Stored dataset items
*-*-*
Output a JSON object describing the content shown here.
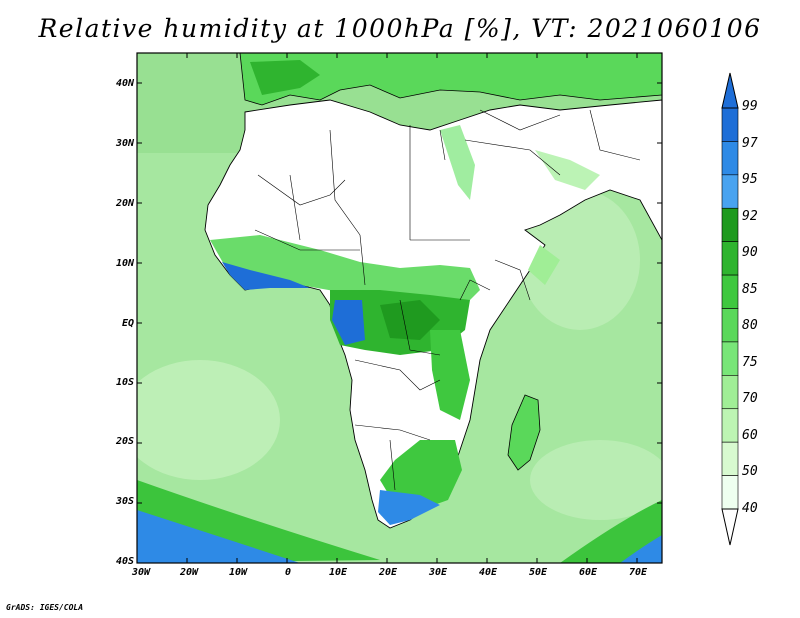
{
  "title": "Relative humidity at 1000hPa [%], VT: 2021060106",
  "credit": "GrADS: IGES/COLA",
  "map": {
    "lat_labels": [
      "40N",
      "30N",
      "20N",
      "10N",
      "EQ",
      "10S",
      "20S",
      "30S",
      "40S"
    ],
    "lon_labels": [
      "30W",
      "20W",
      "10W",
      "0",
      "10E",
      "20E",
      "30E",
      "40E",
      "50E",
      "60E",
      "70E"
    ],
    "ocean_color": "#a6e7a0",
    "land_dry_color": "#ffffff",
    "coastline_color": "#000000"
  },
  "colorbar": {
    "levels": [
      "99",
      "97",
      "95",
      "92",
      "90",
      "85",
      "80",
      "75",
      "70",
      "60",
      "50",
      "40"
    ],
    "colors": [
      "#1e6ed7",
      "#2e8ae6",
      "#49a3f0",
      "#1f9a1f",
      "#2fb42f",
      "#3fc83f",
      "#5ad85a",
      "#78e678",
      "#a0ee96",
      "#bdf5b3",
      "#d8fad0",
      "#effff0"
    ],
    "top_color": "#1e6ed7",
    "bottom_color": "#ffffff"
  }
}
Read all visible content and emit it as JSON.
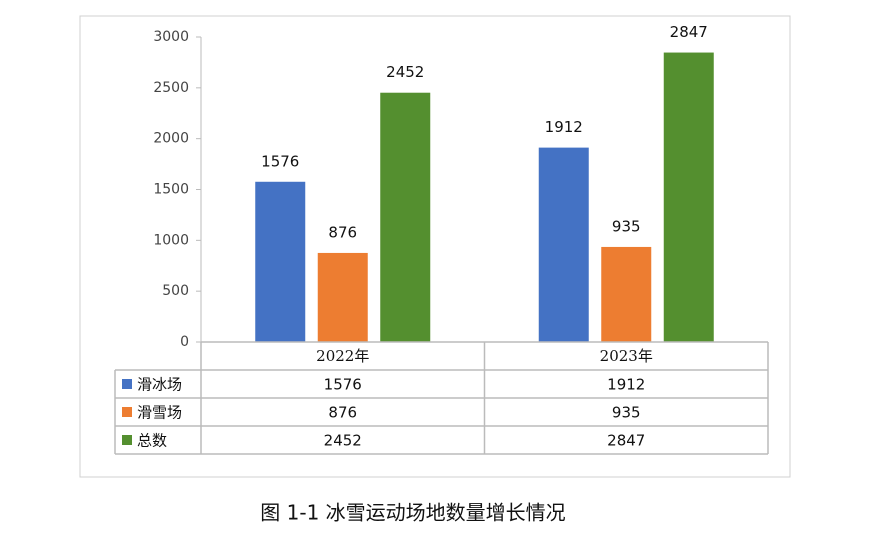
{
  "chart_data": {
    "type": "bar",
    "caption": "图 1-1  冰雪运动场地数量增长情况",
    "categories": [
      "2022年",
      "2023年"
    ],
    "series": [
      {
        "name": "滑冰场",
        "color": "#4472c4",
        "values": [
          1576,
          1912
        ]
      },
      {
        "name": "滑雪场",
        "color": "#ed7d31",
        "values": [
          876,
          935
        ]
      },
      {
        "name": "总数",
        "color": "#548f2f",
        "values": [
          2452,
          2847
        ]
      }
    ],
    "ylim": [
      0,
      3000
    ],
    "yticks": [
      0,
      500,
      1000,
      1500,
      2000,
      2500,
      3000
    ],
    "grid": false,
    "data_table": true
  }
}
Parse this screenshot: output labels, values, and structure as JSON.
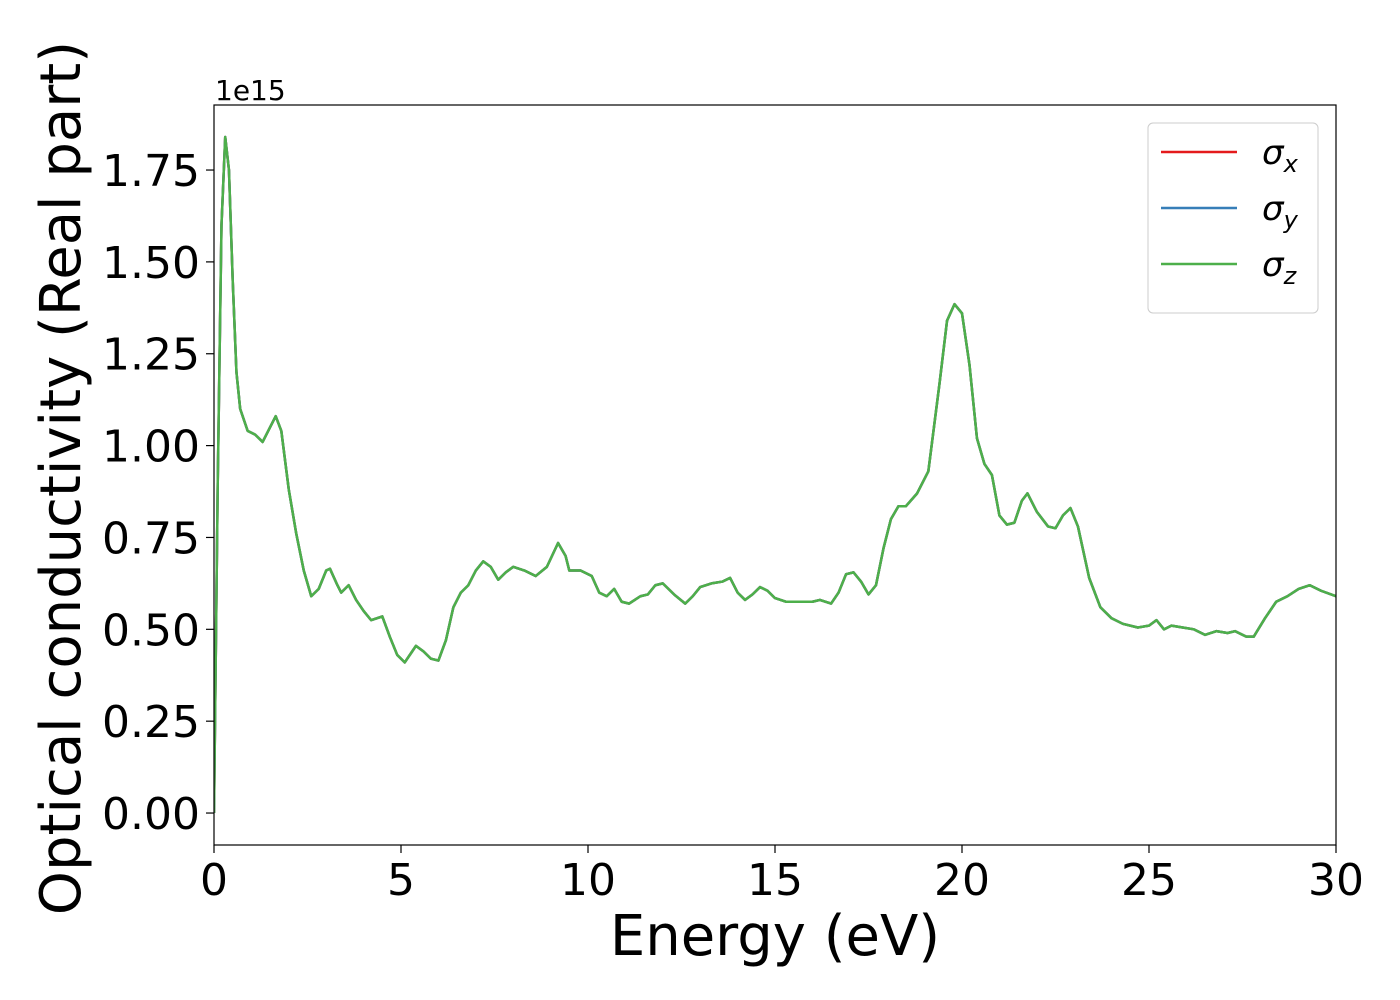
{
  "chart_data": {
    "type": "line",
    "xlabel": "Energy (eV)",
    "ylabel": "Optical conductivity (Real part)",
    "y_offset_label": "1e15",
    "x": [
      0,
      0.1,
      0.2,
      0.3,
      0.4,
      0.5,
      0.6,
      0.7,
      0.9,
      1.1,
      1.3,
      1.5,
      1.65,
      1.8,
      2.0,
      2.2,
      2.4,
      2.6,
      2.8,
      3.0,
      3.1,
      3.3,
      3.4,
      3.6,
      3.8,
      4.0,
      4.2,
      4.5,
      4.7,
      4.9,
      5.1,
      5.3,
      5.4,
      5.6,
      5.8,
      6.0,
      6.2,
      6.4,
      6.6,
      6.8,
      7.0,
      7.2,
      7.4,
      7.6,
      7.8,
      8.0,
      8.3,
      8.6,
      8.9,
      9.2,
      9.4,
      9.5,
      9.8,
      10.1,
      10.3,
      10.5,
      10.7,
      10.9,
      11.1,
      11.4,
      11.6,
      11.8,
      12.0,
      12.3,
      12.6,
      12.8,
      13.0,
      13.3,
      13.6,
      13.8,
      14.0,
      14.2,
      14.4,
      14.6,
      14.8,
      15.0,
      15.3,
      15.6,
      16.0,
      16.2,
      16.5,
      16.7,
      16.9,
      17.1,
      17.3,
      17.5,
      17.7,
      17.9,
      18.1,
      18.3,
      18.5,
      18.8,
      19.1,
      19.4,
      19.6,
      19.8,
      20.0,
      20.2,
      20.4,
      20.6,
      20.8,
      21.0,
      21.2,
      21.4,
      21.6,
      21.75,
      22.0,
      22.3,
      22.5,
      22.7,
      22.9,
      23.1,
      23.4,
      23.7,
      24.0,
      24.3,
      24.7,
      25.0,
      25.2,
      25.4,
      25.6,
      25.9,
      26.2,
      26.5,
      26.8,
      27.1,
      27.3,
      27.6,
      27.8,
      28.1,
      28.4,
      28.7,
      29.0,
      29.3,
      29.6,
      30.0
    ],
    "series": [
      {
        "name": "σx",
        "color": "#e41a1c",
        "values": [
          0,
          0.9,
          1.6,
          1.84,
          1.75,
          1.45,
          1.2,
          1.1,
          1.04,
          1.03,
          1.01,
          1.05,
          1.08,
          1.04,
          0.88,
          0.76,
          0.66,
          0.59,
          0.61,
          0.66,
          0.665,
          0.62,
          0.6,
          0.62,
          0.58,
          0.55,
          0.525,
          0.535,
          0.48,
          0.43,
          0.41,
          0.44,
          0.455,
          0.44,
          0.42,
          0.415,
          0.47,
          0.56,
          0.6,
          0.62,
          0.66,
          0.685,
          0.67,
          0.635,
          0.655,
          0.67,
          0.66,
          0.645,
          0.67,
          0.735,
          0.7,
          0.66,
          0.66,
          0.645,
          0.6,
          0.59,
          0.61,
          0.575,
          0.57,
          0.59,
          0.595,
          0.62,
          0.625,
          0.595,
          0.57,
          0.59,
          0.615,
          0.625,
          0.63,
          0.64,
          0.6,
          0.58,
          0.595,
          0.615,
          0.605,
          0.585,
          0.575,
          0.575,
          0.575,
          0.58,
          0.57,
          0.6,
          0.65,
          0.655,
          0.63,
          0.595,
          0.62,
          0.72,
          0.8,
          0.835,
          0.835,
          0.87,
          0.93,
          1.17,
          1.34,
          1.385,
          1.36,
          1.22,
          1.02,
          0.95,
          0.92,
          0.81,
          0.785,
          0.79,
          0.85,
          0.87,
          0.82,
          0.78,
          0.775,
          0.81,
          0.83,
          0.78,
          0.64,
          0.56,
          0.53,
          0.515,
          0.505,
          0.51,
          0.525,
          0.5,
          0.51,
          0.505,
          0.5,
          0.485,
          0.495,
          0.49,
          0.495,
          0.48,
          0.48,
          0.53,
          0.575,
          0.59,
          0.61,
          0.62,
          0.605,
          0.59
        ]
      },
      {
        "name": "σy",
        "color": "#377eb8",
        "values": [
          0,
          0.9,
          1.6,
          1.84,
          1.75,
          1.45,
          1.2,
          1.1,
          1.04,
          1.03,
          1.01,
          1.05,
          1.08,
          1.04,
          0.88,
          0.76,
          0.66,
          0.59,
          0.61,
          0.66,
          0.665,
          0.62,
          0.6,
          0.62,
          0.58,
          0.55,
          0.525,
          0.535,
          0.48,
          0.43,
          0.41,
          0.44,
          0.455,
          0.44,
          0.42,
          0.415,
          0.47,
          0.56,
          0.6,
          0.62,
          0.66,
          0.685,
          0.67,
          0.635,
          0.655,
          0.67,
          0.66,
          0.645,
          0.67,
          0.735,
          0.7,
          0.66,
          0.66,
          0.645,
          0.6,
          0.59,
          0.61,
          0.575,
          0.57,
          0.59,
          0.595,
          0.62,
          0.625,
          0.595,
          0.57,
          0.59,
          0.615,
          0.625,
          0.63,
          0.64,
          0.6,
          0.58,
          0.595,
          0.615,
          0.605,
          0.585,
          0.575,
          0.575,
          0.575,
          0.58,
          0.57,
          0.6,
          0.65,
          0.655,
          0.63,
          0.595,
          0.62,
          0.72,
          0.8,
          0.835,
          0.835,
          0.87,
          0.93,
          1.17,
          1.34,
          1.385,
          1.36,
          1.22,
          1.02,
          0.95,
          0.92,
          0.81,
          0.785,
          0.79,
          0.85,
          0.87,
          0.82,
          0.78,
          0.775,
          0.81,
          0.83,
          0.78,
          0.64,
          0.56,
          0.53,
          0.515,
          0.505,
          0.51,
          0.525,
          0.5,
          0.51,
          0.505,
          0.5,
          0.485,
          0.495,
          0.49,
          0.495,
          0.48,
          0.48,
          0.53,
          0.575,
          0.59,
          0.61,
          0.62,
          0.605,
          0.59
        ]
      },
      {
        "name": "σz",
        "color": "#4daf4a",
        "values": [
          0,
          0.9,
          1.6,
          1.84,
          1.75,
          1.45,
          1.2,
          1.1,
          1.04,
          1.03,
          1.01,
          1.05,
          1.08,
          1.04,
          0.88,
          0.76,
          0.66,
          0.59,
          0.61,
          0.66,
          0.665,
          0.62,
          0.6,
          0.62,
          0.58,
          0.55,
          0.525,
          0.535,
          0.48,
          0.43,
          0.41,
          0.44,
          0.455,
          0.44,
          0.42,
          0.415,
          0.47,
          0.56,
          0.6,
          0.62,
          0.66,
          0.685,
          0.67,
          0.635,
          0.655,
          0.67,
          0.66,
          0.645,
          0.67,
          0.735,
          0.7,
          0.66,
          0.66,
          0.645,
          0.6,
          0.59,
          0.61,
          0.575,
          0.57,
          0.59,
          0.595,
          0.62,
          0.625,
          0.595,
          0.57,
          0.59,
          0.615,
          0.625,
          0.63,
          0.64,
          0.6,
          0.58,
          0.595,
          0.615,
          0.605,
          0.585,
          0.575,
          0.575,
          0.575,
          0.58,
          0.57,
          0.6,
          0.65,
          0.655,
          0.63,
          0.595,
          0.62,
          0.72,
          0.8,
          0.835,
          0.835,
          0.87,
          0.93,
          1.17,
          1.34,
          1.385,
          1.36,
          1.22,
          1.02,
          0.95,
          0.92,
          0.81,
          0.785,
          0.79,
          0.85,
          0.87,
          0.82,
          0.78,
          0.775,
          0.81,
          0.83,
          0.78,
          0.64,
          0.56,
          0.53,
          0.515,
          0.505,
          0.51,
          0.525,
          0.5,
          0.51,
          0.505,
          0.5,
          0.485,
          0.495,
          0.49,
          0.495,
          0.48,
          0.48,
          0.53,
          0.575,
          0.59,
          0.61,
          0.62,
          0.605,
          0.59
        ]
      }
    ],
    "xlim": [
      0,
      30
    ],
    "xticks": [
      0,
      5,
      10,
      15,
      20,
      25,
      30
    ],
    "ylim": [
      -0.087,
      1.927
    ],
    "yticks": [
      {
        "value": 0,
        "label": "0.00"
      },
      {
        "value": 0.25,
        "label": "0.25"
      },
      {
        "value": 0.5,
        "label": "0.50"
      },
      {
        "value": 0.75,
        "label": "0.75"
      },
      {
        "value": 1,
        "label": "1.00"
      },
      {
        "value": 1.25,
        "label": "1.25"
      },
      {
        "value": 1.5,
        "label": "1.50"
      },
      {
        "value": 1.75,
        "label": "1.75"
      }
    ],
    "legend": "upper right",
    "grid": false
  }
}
*-*-*
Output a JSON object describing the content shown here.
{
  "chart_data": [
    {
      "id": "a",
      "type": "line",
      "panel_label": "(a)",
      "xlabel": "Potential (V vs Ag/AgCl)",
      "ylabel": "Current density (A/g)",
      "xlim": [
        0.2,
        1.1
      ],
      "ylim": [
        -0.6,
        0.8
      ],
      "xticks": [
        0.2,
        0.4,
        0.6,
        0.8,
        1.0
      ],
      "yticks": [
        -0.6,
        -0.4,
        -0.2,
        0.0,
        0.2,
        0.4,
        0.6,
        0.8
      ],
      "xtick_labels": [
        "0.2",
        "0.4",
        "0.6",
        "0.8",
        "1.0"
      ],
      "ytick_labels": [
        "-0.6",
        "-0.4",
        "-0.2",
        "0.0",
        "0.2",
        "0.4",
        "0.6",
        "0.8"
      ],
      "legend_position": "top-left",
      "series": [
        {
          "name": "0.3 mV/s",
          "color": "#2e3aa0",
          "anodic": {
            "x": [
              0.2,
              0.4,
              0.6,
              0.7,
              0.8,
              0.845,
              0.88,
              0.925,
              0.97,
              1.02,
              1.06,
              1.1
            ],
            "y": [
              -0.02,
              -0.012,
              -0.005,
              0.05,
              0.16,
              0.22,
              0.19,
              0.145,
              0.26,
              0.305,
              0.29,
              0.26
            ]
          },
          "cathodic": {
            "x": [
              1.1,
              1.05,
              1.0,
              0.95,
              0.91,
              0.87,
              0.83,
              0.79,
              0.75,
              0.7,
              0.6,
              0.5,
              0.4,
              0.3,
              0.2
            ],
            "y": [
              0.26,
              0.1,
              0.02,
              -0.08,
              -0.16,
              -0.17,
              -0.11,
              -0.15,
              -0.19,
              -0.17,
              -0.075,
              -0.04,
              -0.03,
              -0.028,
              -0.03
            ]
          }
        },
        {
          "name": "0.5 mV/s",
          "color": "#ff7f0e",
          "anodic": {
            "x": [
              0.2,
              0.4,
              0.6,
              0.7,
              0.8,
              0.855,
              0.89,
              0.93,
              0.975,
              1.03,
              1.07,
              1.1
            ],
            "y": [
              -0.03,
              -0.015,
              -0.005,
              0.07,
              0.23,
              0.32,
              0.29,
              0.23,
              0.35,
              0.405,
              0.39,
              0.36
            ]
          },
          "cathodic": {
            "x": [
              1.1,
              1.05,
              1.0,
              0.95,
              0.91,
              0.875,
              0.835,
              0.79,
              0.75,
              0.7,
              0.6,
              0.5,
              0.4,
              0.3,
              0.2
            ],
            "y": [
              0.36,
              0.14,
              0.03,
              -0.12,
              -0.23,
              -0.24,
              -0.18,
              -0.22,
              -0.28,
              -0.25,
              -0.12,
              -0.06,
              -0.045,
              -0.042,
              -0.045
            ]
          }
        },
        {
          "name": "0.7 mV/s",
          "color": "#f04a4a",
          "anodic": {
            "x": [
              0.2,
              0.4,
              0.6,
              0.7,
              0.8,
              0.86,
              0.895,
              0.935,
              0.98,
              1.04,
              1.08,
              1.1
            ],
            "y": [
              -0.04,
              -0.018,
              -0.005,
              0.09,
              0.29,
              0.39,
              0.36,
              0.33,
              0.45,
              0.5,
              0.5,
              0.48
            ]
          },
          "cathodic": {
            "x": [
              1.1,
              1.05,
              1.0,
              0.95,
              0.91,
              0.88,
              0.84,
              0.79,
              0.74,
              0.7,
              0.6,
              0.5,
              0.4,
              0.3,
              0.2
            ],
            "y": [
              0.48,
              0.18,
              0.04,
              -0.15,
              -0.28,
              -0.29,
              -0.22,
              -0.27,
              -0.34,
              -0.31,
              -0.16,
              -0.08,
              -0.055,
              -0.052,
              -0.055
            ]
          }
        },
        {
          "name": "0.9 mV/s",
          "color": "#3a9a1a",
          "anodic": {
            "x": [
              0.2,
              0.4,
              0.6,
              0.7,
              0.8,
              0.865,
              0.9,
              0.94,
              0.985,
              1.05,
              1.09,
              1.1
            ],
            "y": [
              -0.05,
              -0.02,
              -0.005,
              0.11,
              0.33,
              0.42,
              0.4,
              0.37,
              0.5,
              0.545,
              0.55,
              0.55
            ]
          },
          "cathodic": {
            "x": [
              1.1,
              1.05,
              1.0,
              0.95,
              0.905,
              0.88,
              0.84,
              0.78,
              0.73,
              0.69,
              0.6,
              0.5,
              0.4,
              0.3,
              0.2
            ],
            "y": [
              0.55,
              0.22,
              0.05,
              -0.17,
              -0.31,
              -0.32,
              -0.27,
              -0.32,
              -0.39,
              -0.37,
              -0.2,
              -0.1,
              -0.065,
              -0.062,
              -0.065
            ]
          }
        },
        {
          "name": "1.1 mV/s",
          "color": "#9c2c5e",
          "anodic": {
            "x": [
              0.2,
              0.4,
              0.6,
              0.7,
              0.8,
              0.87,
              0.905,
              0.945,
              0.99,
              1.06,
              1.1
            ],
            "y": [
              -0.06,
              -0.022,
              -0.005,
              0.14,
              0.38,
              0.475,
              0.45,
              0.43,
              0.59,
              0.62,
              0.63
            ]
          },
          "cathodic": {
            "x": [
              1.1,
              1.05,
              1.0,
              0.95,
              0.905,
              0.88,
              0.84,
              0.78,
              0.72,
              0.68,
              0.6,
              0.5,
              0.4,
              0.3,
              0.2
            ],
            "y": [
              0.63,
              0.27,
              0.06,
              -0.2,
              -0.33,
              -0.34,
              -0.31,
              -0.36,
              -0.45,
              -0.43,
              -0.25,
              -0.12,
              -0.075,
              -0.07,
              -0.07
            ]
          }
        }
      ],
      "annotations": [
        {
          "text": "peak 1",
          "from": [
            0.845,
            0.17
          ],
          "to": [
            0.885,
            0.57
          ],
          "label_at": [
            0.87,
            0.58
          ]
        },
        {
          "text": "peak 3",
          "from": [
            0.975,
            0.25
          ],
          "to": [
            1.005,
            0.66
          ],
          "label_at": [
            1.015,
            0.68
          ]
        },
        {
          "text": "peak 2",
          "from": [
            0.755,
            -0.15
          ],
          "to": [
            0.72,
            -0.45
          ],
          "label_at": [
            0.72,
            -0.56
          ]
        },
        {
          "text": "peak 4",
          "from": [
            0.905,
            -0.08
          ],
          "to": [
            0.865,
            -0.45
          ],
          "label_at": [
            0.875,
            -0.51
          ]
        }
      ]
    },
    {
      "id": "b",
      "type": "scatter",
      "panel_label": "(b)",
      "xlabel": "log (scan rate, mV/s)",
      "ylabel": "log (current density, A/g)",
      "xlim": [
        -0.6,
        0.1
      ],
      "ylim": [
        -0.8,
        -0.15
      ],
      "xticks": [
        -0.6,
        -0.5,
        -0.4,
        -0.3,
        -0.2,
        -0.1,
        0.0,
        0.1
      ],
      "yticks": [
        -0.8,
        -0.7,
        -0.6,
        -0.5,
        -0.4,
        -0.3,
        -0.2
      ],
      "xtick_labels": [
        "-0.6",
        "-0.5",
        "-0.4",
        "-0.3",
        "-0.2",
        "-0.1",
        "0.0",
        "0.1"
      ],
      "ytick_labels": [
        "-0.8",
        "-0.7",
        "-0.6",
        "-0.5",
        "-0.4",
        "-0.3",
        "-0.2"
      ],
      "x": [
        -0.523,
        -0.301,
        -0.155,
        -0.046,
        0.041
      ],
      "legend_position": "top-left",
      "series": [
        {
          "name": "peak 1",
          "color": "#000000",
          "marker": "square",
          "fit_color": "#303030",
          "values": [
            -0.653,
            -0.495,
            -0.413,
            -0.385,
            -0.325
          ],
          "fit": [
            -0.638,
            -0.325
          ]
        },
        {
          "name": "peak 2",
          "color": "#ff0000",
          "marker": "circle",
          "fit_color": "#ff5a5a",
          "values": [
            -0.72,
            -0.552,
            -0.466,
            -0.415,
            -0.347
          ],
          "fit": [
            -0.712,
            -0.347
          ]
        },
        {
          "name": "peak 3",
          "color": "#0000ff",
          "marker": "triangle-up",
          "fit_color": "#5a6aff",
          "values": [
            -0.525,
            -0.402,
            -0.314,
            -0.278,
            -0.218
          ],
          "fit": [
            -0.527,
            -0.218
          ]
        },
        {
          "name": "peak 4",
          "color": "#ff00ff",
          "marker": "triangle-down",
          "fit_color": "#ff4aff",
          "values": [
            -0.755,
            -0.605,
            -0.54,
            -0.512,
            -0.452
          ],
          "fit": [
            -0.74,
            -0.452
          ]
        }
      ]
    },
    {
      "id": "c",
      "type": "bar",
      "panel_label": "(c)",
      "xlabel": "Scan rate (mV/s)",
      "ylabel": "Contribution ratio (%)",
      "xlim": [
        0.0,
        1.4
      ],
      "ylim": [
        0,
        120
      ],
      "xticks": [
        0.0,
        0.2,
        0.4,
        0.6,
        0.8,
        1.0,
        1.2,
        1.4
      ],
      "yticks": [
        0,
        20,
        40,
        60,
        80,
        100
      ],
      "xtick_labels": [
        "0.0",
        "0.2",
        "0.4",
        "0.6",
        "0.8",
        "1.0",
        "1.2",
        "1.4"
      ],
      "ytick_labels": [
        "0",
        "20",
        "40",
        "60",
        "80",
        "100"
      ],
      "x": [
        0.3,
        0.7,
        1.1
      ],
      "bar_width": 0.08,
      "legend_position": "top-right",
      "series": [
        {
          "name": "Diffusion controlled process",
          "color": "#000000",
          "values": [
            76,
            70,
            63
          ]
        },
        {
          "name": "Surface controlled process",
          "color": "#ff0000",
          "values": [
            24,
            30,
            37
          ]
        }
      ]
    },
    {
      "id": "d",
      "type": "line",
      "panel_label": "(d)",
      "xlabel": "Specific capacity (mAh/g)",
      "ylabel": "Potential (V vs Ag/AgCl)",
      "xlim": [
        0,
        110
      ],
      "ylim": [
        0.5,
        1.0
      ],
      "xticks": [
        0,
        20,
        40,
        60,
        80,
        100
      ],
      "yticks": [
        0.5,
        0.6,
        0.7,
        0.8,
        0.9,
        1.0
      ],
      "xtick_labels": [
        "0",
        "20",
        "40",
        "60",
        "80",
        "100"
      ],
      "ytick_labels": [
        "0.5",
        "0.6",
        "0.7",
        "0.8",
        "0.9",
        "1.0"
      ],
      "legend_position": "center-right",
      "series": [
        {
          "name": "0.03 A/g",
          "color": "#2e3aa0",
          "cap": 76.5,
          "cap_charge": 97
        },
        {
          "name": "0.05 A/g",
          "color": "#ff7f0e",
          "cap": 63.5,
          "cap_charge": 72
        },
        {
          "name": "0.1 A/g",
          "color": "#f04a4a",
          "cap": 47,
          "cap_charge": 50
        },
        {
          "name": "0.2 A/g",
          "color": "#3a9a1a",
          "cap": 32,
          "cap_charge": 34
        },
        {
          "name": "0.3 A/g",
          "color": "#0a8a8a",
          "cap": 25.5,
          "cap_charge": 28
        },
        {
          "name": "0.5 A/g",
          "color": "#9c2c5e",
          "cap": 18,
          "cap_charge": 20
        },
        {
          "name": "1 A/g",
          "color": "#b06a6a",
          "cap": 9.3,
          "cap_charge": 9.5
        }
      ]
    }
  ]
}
*-*-*
→ **Direction**
Go through the records and show every line with the string "Potential" in it.

→ **Task answer**
      "xlabel": "Potential (V vs Ag/AgCl)",
      "ylabel": "Potential (V vs Ag/AgCl)",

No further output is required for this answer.